-- Begin WORKING DATA --

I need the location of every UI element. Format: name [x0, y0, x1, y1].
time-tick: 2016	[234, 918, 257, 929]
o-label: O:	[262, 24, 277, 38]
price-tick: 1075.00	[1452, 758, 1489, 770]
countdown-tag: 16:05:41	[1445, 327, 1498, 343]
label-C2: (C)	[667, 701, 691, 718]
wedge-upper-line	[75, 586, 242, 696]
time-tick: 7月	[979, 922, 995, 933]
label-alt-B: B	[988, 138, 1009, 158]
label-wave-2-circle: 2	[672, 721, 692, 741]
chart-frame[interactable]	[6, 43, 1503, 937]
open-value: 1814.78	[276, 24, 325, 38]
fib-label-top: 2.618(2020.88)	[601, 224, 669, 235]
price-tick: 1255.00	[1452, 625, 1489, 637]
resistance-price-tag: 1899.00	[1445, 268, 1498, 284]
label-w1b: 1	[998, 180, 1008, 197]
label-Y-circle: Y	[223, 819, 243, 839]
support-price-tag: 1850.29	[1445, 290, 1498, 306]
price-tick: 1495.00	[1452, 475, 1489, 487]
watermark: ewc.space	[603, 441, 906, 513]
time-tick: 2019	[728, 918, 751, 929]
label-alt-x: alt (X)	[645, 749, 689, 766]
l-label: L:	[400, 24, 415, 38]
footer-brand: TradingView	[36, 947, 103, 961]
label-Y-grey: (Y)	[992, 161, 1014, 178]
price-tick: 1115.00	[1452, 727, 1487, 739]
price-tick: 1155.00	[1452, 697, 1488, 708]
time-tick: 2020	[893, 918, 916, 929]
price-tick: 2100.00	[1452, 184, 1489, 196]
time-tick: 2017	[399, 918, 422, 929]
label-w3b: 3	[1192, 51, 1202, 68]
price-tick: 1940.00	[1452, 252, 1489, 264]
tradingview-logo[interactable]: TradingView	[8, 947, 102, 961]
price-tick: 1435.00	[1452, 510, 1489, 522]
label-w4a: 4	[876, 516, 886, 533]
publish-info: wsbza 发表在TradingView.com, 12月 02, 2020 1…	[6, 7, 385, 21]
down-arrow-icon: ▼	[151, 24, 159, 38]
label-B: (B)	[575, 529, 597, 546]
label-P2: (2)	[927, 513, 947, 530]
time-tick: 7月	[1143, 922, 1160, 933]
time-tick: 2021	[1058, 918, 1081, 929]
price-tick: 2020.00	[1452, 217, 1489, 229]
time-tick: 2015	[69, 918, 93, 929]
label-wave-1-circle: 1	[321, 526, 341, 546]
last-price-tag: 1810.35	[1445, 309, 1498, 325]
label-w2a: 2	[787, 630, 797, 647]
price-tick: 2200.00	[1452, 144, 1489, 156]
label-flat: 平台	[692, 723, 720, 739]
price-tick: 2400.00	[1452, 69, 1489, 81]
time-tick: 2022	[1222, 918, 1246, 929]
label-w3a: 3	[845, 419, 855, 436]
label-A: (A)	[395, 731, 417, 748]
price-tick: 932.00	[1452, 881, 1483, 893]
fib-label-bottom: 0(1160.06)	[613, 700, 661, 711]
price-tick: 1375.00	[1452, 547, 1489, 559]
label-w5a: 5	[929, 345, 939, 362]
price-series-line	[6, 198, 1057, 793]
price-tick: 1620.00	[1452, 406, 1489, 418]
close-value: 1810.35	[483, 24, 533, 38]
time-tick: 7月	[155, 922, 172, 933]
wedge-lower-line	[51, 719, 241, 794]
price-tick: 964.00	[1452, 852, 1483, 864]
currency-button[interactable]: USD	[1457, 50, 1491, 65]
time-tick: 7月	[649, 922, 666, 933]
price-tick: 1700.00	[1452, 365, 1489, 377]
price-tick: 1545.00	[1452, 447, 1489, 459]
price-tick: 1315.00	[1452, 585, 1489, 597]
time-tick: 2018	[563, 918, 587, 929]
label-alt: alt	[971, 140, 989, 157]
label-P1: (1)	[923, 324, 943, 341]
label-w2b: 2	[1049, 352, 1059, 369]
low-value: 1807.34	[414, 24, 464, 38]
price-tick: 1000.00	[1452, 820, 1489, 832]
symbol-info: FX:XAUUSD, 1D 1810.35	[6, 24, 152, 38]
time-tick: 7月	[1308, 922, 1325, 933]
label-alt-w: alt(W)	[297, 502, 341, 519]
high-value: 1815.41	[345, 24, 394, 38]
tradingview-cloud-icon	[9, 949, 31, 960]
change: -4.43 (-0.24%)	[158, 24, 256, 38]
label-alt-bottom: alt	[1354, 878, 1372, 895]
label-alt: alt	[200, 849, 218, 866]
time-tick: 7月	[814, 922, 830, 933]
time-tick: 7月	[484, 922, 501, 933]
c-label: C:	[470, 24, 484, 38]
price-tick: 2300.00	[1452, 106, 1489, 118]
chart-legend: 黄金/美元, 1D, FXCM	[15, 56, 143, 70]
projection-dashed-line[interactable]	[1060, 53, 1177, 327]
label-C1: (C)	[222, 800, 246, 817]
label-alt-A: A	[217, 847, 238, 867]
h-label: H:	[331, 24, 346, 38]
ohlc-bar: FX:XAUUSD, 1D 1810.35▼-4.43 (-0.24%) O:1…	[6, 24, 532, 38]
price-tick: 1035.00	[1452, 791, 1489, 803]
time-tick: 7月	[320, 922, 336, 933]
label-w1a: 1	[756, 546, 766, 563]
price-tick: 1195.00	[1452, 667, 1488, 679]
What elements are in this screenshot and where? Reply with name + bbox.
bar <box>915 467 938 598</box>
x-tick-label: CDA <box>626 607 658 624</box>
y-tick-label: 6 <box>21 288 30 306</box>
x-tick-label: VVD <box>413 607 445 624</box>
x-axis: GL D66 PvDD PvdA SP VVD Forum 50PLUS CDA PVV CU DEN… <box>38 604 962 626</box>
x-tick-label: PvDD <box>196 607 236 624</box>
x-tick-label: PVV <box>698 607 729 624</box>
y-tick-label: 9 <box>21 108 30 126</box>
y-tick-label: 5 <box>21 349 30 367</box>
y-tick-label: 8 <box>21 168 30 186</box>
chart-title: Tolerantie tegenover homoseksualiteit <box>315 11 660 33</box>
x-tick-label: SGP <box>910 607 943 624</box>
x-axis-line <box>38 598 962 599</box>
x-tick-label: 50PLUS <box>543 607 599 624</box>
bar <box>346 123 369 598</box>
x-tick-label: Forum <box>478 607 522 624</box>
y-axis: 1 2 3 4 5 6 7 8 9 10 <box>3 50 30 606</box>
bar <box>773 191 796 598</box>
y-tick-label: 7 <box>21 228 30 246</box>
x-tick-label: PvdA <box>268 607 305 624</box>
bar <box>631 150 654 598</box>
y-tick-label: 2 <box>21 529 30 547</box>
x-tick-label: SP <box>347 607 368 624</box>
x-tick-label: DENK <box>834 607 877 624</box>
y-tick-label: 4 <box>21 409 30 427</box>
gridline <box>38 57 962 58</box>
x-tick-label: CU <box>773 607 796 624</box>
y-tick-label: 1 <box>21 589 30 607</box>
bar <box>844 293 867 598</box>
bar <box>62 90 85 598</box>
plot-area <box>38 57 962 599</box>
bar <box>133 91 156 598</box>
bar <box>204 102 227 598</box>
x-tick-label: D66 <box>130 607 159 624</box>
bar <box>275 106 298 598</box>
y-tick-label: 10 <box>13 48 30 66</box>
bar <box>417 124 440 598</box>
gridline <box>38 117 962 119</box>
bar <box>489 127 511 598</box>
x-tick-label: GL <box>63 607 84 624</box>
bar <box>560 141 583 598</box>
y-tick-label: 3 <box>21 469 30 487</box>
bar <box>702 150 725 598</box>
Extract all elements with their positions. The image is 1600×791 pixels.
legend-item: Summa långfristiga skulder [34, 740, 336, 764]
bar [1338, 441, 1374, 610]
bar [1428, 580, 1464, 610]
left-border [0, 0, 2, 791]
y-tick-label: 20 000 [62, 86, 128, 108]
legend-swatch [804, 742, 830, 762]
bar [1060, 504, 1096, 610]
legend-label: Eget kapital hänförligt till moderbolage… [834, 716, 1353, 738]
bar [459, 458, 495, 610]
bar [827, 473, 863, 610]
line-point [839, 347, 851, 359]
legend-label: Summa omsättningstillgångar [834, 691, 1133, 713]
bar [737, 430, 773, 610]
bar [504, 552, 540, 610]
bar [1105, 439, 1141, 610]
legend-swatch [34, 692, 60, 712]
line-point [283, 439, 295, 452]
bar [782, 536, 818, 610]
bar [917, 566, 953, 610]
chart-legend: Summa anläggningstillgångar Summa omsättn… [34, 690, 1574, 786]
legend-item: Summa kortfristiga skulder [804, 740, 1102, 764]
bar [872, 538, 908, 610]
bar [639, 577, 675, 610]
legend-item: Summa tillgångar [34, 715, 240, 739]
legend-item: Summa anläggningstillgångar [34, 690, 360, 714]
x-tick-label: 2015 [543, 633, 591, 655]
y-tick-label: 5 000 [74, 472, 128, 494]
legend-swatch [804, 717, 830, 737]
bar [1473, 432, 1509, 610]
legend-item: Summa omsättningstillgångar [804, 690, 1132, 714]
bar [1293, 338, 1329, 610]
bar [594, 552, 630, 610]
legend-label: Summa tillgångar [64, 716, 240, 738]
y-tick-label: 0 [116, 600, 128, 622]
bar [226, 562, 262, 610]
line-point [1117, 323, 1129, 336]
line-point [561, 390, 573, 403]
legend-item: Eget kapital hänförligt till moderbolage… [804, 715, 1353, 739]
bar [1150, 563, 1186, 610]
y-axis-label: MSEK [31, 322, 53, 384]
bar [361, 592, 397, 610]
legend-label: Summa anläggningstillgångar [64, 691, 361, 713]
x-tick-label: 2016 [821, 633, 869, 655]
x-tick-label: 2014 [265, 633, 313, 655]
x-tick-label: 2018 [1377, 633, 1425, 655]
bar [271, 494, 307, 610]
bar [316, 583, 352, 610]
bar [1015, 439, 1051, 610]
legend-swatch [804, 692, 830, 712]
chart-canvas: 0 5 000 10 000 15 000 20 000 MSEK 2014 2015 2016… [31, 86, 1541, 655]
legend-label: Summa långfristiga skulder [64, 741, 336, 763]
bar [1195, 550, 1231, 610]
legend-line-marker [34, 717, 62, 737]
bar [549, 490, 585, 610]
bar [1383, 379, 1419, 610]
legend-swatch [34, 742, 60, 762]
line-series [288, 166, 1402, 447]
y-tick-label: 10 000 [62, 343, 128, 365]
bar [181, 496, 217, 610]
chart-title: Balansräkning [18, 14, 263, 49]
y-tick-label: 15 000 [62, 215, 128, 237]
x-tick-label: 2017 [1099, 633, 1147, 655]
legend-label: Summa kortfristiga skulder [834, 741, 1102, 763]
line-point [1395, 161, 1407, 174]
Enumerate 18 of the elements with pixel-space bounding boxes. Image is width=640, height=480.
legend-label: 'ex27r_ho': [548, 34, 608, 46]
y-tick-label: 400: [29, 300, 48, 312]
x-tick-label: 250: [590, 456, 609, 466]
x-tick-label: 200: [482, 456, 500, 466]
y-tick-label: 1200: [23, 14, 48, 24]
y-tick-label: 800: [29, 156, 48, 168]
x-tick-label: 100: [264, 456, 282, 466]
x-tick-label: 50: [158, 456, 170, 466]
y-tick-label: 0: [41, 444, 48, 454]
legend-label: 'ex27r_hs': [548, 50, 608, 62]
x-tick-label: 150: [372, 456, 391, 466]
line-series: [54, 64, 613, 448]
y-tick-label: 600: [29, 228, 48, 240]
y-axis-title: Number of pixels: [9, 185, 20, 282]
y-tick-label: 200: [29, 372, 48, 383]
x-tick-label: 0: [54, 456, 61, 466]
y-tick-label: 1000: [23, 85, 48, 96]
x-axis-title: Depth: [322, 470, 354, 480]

-- End WORKING DATA --

■ EXERCISE INSTRUCTIONS
Reproduce the items from their beginning through the line containing "749, 689, 766]", substituting "price-label" for "price-tick" and leaving everything else unchanged.

■ WRITTEN SOLUTION
I need the location of every UI element. Format: name [x0, y0, x1, y1].
time-tick: 2016	[234, 918, 257, 929]
o-label: O:	[262, 24, 277, 38]
price-label: 1075.00	[1452, 758, 1489, 770]
countdown-tag: 16:05:41	[1445, 327, 1498, 343]
label-C2: (C)	[667, 701, 691, 718]
wedge-upper-line	[75, 586, 242, 696]
time-tick: 7月	[979, 922, 995, 933]
label-alt-B: B	[988, 138, 1009, 158]
label-wave-2-circle: 2	[672, 721, 692, 741]
chart-frame[interactable]	[6, 43, 1503, 937]
open-value: 1814.78	[276, 24, 325, 38]
fib-label-top: 2.618(2020.88)	[601, 224, 669, 235]
price-label: 1255.00	[1452, 625, 1489, 637]
resistance-price-tag: 1899.00	[1445, 268, 1498, 284]
label-w1b: 1	[998, 180, 1008, 197]
label-Y-circle: Y	[223, 819, 243, 839]
support-price-tag: 1850.29	[1445, 290, 1498, 306]
price-label: 1495.00	[1452, 475, 1489, 487]
watermark: ewc.space	[603, 441, 906, 513]
time-tick: 2019	[728, 918, 751, 929]
label-alt-x: alt (X)	[645, 749, 689, 766]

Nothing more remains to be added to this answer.